Data extracted from a collection
-=-=-

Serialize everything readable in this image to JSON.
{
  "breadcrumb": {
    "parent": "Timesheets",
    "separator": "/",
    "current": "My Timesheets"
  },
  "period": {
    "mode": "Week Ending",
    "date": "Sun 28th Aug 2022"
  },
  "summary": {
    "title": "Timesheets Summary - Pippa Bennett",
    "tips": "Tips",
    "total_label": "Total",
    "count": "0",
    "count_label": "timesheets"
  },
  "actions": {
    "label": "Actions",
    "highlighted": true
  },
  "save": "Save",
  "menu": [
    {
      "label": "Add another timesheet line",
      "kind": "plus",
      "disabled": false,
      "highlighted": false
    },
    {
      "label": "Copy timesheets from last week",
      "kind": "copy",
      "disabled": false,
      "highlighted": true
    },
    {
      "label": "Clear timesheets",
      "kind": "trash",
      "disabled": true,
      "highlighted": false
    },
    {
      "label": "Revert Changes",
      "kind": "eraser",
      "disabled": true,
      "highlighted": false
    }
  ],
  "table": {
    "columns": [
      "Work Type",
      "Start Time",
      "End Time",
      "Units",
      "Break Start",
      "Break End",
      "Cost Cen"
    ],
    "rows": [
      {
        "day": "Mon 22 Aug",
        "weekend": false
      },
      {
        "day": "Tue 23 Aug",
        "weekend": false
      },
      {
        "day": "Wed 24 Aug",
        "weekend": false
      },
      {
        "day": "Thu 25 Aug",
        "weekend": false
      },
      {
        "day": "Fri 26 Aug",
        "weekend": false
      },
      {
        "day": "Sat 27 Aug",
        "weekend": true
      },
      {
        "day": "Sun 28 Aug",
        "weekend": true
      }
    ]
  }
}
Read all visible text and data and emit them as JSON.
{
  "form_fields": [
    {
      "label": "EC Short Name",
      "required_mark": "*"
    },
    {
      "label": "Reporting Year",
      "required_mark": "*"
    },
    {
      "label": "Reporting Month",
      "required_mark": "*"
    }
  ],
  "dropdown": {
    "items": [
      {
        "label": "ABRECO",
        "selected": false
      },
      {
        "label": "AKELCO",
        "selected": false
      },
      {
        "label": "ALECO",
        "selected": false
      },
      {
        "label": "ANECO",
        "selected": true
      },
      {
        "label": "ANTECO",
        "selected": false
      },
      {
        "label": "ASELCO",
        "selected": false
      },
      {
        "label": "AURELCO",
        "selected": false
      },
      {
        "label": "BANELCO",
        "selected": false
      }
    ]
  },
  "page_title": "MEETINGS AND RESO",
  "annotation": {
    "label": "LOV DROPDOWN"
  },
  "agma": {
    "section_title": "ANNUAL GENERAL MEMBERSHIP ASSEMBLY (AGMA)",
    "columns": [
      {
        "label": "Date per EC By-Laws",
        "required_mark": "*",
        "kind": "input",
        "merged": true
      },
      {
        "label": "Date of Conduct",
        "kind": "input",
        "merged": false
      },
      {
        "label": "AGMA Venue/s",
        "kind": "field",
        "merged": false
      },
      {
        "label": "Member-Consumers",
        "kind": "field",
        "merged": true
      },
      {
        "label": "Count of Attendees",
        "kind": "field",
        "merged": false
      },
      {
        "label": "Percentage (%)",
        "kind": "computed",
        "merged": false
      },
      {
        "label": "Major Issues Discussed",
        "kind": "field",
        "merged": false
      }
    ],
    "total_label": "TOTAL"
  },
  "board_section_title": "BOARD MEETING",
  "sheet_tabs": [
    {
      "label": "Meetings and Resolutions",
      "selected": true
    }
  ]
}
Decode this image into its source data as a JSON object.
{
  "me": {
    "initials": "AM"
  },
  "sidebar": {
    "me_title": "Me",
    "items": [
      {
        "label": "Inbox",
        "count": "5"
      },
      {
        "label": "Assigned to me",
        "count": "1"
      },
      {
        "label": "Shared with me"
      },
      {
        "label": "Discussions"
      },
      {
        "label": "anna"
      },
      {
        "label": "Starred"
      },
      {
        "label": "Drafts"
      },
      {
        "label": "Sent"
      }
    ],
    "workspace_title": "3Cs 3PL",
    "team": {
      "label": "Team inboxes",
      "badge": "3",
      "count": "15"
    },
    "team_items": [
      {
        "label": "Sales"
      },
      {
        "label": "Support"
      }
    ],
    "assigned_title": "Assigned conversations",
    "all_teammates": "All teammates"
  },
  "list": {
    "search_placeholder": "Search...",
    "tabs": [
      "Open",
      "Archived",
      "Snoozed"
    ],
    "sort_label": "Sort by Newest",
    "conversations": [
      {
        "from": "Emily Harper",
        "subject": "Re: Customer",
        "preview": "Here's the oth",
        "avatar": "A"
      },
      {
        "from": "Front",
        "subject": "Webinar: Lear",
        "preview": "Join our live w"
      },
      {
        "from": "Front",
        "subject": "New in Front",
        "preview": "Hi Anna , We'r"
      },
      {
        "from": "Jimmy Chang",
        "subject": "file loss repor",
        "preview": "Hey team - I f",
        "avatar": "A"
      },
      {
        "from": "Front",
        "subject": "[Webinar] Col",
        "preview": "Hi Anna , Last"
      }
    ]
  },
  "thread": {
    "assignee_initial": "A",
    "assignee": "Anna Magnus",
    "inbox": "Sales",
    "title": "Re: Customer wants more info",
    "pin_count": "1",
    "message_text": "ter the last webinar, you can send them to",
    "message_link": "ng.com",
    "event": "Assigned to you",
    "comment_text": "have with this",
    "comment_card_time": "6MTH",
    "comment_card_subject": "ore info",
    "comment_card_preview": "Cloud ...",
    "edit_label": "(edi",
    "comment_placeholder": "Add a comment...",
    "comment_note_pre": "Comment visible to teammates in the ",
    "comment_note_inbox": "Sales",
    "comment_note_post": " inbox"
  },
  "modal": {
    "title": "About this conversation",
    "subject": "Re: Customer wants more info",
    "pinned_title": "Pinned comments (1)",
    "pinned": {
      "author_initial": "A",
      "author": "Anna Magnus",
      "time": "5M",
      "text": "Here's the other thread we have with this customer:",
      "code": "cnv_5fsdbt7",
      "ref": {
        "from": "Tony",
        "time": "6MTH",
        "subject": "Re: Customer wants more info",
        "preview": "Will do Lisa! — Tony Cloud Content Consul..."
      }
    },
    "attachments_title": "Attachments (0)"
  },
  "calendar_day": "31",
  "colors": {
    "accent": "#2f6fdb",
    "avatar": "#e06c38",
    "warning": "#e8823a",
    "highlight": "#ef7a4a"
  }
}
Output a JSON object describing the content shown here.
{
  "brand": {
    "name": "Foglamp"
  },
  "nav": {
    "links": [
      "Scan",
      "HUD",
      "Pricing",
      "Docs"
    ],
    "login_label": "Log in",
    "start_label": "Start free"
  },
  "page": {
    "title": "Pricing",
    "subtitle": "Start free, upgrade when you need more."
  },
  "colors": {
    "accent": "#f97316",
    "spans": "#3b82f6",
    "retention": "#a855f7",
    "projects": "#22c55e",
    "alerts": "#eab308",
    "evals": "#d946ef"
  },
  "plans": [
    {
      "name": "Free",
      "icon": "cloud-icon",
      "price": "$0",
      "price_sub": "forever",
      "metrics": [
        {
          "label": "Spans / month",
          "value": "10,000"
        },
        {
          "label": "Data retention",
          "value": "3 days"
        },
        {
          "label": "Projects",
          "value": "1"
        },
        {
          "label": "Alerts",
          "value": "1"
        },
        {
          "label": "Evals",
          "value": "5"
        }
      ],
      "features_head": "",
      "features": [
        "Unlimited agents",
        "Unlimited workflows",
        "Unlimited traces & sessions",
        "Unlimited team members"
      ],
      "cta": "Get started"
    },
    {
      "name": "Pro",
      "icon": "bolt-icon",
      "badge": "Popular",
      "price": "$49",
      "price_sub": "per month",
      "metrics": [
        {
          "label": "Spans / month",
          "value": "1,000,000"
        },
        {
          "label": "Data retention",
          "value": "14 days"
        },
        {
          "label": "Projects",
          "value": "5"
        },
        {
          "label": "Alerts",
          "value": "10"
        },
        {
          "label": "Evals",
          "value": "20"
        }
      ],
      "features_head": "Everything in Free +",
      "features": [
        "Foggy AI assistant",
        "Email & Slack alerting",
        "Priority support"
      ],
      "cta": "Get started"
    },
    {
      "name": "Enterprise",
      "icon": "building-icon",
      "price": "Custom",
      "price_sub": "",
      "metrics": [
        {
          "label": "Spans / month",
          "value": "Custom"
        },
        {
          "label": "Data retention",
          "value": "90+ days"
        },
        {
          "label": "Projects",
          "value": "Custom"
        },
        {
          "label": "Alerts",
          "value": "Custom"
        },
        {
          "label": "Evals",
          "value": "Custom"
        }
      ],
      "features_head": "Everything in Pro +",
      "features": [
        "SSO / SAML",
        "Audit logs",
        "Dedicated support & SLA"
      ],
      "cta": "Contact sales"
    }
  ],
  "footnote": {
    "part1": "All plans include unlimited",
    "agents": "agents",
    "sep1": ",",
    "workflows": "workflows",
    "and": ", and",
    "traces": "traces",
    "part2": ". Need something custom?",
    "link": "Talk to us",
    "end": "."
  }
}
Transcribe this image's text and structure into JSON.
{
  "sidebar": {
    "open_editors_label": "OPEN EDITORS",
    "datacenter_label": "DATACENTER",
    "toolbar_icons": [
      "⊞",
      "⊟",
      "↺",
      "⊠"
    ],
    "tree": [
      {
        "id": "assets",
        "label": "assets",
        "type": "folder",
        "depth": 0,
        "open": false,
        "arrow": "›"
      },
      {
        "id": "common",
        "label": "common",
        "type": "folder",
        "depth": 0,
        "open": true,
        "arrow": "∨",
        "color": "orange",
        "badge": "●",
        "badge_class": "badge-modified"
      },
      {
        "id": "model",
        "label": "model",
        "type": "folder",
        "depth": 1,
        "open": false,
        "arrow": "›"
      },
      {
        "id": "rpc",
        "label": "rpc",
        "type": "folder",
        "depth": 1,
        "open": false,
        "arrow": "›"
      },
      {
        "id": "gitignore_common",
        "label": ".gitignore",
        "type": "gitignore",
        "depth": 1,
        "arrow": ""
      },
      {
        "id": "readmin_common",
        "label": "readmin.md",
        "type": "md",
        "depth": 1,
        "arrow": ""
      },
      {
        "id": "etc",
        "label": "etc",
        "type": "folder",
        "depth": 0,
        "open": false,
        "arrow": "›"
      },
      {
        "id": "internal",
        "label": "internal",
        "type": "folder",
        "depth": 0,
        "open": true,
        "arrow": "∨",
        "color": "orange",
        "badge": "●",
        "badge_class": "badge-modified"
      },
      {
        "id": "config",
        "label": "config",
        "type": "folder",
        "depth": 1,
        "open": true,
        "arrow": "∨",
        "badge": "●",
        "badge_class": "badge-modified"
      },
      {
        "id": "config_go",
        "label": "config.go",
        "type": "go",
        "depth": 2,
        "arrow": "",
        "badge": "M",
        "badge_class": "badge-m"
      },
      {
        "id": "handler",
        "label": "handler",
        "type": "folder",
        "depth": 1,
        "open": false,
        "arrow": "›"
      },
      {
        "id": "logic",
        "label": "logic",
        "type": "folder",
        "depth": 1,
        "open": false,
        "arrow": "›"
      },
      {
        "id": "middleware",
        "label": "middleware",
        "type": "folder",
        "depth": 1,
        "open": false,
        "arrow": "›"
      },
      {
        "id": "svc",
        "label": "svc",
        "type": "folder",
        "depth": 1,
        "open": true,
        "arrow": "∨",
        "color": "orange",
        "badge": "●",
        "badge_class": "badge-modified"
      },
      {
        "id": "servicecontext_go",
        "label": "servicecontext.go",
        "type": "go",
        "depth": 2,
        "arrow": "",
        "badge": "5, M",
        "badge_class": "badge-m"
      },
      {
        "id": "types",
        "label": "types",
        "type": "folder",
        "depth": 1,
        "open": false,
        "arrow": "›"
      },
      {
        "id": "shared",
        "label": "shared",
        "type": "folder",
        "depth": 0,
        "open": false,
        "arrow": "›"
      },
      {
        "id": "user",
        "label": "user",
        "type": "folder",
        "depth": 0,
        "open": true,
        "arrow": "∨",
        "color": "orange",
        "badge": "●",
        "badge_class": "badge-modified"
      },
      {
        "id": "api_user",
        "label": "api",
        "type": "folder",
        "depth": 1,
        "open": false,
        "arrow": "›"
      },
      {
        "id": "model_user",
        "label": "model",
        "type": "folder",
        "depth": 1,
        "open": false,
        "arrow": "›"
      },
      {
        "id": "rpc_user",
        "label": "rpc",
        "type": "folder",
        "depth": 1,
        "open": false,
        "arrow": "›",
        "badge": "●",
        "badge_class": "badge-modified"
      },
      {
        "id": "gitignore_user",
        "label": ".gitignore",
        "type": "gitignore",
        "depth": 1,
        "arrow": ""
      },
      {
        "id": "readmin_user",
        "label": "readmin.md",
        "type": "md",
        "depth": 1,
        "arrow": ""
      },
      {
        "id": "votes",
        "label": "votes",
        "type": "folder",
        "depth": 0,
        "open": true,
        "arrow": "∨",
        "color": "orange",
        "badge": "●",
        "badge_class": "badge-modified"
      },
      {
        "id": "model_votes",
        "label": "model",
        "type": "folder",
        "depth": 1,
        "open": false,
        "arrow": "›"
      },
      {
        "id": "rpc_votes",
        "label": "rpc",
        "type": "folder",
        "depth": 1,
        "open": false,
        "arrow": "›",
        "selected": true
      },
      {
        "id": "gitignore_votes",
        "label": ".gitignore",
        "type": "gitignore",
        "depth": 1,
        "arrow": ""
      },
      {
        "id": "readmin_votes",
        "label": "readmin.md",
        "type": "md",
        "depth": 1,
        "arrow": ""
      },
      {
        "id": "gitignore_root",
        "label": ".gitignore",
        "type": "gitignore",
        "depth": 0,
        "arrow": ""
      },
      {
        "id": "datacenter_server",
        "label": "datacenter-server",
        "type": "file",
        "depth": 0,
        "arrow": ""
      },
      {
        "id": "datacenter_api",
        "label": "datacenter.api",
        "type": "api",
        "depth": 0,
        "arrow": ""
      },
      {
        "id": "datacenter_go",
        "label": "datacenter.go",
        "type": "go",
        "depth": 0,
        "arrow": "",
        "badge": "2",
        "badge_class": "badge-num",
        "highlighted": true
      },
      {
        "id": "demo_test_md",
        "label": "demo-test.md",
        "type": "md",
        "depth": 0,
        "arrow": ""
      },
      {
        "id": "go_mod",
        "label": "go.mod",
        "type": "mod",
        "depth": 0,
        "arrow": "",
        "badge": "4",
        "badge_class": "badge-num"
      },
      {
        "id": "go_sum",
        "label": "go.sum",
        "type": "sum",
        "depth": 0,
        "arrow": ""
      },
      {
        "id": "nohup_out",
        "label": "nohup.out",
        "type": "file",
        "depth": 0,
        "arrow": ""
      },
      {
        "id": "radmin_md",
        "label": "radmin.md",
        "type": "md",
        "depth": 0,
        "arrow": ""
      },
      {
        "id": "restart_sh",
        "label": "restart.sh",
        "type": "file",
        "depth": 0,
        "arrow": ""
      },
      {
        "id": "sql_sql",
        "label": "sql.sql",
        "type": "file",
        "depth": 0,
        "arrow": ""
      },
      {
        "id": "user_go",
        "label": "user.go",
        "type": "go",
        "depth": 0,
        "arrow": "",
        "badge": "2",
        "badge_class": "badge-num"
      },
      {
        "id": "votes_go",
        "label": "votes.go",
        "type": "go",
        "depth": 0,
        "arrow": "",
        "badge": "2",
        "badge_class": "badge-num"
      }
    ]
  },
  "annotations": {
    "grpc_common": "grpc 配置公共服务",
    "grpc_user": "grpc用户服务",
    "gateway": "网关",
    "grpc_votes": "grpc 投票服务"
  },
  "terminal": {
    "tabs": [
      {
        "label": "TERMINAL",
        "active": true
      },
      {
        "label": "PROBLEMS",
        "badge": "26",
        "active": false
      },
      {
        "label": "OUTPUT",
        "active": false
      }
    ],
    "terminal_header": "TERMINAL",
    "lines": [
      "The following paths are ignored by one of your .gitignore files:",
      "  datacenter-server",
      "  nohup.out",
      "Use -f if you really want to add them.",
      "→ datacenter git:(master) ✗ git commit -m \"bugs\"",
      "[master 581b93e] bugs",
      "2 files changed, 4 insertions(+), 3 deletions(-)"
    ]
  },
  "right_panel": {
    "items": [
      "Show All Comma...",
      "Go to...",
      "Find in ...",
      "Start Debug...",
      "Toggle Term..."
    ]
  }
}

-=-=-

What is asked: Scan the data above; copy every line where "bugs" appears.

Task answer:
      "→ datacenter git:(master) ✗ git commit -m \"bugs\"",
      "[master 581b93e] bugs",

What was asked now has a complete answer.